§ WHAT IS NEEDED: Render the data from the line with "bars (63, 105, 762, 484)" to the line with "bar-faculty-2013 (211, 220, 318, 254)", both included, as a Markdown table with two columns: Row, holding a running row number, and Entry, holding the line itself. Leave out blank lines.
....
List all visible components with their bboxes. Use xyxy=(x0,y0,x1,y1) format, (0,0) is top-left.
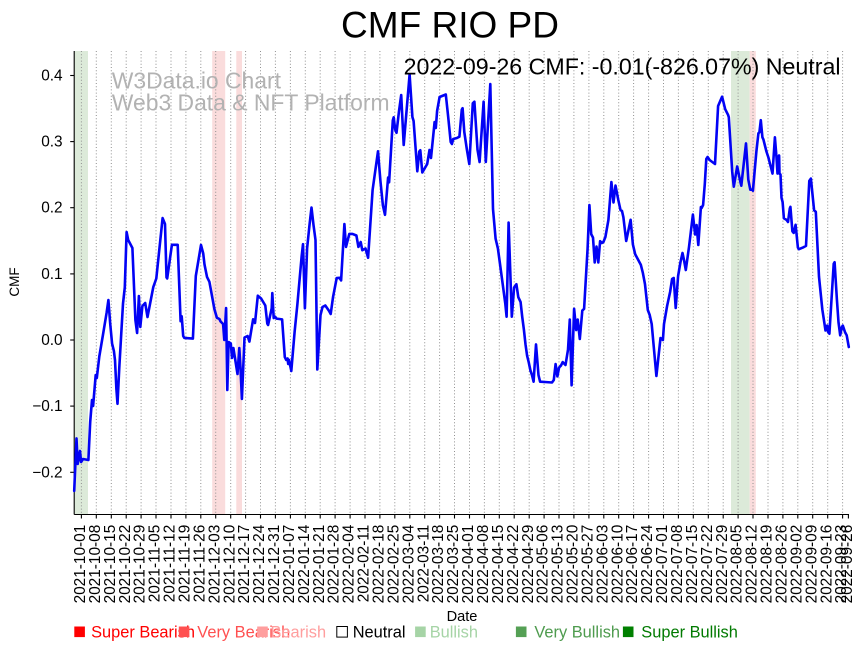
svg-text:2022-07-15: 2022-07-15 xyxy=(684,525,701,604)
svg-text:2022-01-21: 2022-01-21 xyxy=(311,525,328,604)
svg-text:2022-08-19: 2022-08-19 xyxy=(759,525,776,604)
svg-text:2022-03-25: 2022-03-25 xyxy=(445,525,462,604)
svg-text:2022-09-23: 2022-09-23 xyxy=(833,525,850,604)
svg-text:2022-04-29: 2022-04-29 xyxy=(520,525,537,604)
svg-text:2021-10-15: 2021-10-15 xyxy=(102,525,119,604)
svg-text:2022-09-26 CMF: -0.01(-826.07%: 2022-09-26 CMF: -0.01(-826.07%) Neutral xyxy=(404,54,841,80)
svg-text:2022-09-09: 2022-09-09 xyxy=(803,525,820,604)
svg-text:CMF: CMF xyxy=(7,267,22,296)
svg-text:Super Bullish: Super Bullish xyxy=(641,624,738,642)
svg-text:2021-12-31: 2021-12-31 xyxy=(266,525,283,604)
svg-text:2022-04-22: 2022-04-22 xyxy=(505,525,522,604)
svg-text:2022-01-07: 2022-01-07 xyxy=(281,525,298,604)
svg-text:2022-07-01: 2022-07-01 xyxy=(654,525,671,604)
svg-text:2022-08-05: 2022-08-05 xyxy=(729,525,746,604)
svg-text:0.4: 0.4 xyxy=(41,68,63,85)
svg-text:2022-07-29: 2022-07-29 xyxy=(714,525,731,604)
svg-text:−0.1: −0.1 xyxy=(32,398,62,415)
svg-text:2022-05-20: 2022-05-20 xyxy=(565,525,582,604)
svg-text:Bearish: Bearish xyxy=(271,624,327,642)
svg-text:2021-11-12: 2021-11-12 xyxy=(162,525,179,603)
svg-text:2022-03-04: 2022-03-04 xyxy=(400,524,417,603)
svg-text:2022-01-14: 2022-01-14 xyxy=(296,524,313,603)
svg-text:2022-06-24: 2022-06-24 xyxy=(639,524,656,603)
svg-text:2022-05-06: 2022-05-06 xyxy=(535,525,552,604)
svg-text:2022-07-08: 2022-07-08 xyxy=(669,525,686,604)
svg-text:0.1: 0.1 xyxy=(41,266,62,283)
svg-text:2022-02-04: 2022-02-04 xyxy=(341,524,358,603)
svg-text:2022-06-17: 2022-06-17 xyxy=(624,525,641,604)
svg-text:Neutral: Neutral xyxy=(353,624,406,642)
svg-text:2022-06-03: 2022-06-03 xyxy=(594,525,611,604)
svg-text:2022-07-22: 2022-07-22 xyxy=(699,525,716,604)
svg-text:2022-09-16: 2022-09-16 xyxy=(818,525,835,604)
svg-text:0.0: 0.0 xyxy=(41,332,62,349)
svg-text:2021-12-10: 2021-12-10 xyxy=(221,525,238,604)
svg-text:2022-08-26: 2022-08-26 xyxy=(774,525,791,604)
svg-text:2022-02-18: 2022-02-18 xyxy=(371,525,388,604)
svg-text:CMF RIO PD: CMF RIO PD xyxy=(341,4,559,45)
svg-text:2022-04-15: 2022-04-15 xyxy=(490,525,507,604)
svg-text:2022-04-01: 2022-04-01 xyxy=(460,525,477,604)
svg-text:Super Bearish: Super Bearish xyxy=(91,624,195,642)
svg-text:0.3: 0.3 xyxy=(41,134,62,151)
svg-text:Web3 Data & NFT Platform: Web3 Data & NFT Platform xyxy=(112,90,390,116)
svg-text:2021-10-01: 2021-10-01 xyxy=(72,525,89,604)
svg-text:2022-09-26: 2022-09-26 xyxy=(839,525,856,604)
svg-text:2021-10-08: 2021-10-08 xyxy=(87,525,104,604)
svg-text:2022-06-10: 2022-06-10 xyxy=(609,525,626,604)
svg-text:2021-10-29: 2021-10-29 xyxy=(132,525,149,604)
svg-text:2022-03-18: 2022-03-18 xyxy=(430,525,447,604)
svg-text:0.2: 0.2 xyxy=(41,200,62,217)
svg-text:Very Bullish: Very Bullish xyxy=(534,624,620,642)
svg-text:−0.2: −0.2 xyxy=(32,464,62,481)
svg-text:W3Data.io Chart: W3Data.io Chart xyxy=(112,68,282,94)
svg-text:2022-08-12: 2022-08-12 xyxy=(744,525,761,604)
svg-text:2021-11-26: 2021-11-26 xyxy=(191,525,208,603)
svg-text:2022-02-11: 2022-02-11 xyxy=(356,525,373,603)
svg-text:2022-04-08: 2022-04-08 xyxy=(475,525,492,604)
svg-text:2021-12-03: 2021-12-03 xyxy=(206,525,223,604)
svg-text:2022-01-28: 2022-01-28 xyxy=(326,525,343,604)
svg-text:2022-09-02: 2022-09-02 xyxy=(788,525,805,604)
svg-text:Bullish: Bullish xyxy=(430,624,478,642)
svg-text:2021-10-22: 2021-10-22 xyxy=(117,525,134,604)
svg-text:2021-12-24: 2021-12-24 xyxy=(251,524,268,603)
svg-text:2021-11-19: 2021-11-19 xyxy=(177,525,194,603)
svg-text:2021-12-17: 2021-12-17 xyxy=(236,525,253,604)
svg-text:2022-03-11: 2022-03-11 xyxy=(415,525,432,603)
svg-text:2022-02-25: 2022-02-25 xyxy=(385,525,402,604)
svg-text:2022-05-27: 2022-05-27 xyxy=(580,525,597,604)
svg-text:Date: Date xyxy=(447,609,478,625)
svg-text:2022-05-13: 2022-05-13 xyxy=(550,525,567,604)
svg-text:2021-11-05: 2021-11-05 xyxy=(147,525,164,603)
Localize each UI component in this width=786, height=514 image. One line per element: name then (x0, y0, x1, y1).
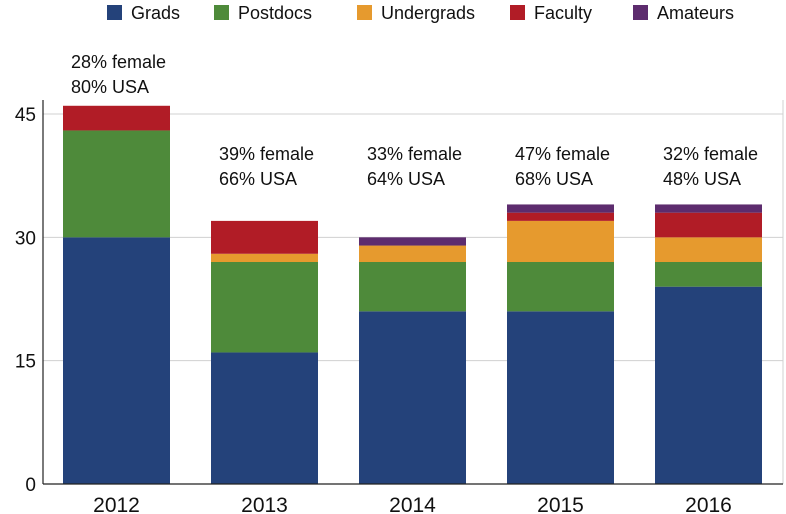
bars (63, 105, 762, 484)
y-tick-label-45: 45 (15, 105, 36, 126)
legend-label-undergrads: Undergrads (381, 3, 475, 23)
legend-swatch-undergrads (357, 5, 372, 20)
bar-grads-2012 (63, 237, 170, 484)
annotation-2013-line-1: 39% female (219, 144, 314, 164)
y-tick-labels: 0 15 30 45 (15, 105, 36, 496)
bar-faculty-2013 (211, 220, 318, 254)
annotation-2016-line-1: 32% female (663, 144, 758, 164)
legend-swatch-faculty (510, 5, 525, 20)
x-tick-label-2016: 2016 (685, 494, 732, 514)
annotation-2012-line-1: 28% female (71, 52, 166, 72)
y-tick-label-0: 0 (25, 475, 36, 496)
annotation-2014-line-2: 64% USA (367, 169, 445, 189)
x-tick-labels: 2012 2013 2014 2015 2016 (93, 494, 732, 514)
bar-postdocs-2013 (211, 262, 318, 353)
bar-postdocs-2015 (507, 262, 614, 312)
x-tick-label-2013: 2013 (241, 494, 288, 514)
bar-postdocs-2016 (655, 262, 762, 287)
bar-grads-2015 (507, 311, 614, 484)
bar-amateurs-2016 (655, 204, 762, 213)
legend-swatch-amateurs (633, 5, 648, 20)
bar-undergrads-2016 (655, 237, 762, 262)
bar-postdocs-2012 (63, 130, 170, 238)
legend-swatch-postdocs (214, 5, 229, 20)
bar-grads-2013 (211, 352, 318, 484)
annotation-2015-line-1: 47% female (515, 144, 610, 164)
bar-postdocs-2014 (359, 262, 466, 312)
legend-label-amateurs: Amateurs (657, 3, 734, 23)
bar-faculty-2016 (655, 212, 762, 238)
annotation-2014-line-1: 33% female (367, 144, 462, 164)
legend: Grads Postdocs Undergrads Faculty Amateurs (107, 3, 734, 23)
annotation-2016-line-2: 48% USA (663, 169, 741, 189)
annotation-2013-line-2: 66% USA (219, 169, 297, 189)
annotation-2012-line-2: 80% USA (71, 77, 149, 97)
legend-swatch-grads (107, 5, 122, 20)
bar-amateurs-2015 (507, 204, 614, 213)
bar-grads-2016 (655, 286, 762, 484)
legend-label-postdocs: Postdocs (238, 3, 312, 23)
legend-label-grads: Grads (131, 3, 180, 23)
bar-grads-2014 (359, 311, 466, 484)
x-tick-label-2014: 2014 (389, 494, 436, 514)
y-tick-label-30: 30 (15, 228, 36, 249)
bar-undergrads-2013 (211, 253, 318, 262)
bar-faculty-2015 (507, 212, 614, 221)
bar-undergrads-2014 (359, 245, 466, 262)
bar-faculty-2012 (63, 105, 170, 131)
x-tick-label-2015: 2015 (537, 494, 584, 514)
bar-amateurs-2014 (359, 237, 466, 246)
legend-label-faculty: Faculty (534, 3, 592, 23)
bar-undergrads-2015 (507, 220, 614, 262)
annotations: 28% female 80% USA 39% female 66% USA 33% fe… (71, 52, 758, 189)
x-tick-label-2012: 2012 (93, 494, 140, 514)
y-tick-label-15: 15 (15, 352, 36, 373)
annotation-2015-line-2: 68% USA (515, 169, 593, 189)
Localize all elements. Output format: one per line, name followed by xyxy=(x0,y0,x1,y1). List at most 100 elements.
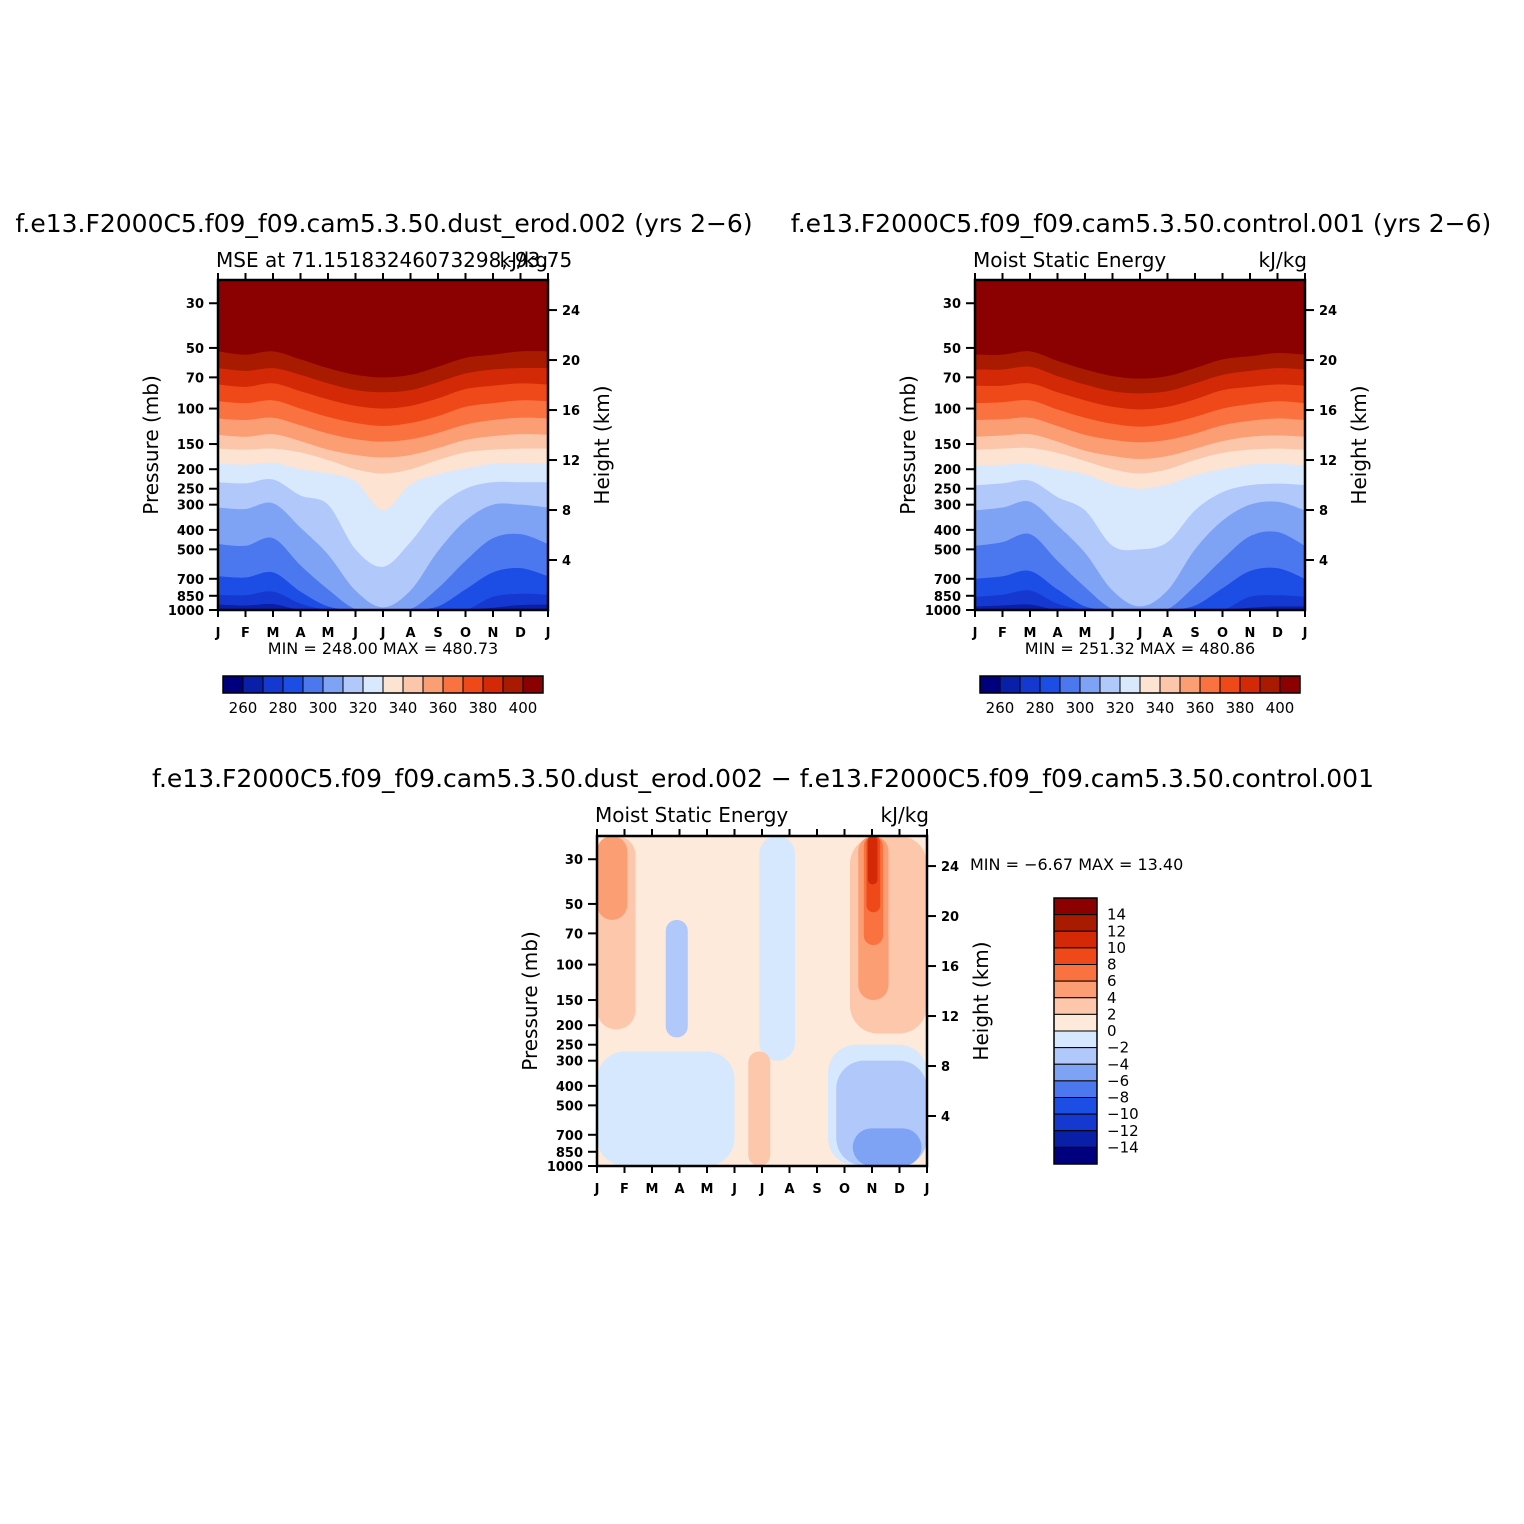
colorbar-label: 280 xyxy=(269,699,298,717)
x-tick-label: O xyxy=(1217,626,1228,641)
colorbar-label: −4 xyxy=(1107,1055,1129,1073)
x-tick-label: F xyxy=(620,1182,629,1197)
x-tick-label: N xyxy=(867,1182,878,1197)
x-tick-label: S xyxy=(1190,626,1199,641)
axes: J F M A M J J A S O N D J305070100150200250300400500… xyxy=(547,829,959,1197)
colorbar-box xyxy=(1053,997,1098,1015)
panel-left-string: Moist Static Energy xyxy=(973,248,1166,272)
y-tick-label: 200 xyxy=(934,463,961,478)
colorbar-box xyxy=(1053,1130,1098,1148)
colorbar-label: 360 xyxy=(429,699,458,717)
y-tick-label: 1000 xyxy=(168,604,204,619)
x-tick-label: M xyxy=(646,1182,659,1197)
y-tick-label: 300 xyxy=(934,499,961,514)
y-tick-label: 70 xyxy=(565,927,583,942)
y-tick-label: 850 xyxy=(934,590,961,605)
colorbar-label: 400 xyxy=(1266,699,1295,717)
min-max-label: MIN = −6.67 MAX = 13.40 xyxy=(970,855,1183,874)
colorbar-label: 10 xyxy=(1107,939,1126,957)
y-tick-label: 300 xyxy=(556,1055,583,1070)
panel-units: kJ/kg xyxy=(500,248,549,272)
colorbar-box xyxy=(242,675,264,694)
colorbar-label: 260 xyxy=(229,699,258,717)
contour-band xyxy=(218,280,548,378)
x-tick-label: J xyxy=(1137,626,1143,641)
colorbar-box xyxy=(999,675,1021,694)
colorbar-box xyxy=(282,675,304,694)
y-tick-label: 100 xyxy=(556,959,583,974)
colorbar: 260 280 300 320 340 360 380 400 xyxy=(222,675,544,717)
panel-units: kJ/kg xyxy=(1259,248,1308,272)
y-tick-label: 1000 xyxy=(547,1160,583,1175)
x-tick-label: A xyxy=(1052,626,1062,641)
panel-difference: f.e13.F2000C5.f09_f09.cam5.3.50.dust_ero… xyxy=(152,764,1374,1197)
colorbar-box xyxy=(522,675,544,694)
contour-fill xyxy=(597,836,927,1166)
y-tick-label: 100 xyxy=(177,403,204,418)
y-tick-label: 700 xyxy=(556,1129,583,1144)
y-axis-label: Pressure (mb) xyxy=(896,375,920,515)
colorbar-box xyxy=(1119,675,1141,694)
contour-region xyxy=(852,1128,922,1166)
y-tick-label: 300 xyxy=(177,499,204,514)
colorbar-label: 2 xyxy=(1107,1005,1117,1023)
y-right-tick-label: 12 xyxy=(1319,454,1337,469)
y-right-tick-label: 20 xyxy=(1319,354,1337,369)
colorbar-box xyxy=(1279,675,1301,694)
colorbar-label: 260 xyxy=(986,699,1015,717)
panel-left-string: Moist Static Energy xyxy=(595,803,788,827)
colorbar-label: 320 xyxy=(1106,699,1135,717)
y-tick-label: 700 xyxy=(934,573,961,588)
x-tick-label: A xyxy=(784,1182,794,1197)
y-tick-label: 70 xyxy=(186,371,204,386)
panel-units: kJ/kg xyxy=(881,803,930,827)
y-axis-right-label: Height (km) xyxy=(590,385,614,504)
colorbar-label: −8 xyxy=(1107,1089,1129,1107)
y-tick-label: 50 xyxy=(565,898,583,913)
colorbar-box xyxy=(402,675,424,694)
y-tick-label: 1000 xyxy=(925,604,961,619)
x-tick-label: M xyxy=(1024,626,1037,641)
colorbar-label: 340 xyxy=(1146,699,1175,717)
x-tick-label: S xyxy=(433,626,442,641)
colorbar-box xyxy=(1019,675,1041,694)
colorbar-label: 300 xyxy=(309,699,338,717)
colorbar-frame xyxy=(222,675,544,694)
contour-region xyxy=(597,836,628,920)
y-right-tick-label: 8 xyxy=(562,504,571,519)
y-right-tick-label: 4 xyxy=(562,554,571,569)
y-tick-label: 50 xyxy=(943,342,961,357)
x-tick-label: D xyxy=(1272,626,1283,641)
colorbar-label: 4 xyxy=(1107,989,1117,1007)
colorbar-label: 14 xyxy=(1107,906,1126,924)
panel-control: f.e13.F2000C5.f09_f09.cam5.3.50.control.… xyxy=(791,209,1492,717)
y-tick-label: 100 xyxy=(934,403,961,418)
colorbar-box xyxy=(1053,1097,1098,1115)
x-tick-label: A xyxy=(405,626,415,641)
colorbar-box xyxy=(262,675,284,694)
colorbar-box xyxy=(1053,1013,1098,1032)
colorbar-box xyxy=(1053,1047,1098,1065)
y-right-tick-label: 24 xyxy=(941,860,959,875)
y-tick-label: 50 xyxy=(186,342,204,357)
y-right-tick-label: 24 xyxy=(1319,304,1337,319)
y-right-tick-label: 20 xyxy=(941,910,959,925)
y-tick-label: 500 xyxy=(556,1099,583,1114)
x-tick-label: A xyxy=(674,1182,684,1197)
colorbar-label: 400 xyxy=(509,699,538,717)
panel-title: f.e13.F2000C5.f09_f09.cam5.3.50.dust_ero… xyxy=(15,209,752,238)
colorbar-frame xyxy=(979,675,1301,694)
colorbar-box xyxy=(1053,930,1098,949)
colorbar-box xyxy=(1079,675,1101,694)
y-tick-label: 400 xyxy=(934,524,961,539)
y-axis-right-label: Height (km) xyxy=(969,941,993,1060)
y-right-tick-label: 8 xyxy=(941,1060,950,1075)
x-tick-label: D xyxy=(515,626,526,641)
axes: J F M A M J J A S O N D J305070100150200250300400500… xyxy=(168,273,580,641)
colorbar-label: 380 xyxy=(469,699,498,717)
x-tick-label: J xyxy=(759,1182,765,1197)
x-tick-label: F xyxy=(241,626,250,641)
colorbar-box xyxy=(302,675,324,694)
....
§ OUTPUT BELOW:
| Row | Entry |
|---|---|
| 1 | bars (63, 105, 762, 484) |
| 2 | y-tick-label-45: 45 (15, 105, 36, 126) |
| 3 | legend-label-undergrads: Undergrads (381, 3, 475, 23) |
| 4 | legend-swatch-undergrads (357, 5, 372, 20) |
| 5 | bar-grads-2012 (63, 237, 170, 484) |
| 6 | annotation-2013-line-1: 39% female (219, 144, 314, 164) |
| 7 | y-tick-labels: 0 15 30 45 (15, 105, 36, 496) |
| 8 | bar-faculty-2013 (211, 220, 318, 254) |